Locate the string "Claire" in the records below. Copy every line where it occurs.

(Data entries)
——

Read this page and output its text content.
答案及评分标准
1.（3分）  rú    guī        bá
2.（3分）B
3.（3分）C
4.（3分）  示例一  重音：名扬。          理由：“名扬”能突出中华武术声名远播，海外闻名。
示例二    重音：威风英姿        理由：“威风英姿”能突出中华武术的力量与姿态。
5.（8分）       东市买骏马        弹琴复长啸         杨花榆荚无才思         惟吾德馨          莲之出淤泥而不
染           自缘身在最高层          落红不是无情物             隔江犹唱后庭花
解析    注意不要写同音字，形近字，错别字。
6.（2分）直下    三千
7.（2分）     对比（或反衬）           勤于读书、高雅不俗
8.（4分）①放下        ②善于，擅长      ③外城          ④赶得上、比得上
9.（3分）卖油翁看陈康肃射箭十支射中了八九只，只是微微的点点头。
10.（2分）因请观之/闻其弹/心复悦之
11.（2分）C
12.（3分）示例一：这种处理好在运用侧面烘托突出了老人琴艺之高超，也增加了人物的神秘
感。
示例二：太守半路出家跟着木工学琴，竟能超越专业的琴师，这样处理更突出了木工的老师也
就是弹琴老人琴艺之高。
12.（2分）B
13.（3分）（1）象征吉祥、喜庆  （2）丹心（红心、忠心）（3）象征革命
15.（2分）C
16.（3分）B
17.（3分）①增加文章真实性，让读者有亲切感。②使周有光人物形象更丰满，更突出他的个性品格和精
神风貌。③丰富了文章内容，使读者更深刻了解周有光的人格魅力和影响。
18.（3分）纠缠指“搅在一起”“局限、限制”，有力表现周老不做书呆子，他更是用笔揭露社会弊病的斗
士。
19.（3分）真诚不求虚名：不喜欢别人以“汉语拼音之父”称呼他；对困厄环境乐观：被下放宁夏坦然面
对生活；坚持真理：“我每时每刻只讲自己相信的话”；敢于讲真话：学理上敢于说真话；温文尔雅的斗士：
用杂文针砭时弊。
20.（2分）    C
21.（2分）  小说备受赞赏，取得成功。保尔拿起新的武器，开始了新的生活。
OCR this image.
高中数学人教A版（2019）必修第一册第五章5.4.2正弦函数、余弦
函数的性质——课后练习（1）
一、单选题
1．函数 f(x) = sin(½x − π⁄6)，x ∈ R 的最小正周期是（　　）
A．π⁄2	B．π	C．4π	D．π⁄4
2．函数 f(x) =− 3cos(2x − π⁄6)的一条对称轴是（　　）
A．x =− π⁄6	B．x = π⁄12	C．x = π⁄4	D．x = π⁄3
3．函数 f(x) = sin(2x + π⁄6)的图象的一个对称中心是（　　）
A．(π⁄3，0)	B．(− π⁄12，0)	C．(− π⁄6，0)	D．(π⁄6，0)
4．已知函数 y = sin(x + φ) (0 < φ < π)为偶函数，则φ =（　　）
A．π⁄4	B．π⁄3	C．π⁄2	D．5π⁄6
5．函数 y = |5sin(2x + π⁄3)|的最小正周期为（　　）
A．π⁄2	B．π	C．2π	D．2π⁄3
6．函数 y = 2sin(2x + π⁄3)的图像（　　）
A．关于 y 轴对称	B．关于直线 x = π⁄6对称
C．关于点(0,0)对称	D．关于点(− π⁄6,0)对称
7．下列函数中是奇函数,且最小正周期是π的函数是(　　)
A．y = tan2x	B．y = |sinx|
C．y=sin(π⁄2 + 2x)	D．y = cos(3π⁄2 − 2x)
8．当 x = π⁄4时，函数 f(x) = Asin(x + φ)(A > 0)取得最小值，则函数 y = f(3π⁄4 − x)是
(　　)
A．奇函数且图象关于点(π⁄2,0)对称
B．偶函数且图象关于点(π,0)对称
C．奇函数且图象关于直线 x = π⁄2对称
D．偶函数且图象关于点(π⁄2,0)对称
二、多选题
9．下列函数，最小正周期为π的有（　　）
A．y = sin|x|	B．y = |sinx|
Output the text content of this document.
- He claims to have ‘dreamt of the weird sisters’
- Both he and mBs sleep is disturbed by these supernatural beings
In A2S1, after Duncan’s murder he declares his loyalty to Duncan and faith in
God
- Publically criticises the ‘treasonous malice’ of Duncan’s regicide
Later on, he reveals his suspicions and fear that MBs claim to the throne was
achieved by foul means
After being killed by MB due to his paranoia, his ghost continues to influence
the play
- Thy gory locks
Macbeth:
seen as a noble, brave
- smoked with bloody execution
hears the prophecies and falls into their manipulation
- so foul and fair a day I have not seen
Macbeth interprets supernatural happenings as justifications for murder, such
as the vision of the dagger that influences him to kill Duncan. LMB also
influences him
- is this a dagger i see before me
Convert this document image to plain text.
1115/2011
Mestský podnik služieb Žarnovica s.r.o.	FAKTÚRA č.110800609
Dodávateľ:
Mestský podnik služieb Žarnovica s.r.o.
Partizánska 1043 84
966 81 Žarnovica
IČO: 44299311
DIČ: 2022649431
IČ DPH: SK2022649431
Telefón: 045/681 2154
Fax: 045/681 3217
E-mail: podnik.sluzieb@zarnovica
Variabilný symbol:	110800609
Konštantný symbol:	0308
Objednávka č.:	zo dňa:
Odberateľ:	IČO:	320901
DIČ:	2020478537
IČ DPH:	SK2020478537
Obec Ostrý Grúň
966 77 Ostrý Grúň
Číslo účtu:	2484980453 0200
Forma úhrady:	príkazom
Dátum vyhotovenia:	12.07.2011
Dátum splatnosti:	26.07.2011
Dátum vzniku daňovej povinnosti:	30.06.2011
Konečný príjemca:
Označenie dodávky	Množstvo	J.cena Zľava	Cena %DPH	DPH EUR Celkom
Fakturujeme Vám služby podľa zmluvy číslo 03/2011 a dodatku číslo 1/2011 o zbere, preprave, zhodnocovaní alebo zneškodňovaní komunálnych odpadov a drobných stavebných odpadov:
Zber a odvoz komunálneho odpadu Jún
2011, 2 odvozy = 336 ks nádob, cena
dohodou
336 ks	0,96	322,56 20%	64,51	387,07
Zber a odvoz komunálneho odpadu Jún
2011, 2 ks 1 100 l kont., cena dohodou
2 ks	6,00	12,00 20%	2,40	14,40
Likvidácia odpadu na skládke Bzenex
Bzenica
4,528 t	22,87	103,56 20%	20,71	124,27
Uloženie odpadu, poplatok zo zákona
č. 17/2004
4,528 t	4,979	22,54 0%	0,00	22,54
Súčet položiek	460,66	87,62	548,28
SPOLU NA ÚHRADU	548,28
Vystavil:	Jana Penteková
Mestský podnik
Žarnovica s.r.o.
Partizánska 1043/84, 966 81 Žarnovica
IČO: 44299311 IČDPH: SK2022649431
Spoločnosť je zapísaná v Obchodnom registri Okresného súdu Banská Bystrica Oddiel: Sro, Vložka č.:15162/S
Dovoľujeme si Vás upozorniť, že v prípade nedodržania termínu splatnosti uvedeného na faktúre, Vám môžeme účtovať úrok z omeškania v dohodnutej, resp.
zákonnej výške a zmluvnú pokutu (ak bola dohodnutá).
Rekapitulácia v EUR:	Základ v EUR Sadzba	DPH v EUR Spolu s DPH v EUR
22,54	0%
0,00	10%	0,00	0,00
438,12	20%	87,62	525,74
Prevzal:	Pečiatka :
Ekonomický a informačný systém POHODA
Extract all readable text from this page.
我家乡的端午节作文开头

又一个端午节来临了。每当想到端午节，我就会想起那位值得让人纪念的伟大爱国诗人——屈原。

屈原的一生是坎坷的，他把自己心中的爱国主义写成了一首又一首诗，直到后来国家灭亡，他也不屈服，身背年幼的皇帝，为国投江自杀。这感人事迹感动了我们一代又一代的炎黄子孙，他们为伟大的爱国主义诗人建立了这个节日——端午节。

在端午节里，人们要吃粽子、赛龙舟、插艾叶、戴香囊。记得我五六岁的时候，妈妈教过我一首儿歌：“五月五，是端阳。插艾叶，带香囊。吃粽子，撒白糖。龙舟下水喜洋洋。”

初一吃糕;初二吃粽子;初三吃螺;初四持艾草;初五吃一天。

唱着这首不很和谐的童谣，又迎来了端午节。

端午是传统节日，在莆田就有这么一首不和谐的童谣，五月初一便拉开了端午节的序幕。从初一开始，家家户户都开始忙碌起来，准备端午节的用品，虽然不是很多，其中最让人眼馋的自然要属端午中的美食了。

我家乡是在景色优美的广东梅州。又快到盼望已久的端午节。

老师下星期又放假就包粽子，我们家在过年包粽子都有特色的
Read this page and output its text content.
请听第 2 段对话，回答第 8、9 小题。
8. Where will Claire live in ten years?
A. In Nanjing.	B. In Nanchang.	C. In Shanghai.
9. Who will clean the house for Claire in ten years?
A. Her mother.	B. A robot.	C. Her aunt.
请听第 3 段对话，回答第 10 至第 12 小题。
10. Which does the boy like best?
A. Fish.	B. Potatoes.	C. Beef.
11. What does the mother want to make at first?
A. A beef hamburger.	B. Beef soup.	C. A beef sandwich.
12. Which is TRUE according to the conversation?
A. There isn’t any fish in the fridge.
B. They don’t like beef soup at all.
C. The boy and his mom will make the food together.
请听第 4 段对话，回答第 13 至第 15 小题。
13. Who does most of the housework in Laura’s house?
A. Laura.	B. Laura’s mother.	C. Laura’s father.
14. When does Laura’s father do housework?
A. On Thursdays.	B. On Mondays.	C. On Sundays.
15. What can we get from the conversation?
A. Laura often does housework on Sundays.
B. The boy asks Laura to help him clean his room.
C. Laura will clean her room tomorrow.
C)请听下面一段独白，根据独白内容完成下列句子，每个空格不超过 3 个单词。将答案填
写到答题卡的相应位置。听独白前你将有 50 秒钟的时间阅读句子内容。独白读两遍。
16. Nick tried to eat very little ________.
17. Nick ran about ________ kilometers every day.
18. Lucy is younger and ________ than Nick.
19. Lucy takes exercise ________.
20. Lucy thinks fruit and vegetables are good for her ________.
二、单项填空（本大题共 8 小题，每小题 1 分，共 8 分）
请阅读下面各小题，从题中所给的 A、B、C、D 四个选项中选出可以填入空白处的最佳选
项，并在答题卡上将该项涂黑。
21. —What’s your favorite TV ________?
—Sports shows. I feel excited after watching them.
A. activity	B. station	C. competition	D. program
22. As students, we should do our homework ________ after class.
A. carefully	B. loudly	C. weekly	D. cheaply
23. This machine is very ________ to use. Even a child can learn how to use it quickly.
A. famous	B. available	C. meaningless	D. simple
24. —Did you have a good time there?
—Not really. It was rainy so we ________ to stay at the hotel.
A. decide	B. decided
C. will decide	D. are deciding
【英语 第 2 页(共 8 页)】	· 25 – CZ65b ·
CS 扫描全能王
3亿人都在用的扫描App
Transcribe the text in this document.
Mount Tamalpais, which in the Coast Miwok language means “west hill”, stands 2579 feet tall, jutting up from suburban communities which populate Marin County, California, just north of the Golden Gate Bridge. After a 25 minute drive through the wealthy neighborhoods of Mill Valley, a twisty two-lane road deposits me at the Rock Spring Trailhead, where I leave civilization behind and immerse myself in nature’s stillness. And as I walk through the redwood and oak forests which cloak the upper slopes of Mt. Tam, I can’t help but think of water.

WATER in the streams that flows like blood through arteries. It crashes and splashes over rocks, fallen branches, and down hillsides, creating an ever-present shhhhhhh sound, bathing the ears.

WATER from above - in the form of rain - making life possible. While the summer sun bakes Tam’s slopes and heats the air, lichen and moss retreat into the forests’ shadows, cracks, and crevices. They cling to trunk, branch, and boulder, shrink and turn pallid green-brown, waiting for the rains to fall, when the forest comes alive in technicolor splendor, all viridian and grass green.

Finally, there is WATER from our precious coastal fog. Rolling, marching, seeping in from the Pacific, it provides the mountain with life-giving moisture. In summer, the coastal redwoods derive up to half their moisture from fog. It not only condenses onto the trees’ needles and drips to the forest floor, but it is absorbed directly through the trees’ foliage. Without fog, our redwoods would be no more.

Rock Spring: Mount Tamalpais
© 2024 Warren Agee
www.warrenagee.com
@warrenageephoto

——

* SOLVED PROBLEM
8. Where will Claire live in ten years?
9. Who will clean the house for Claire in ten years?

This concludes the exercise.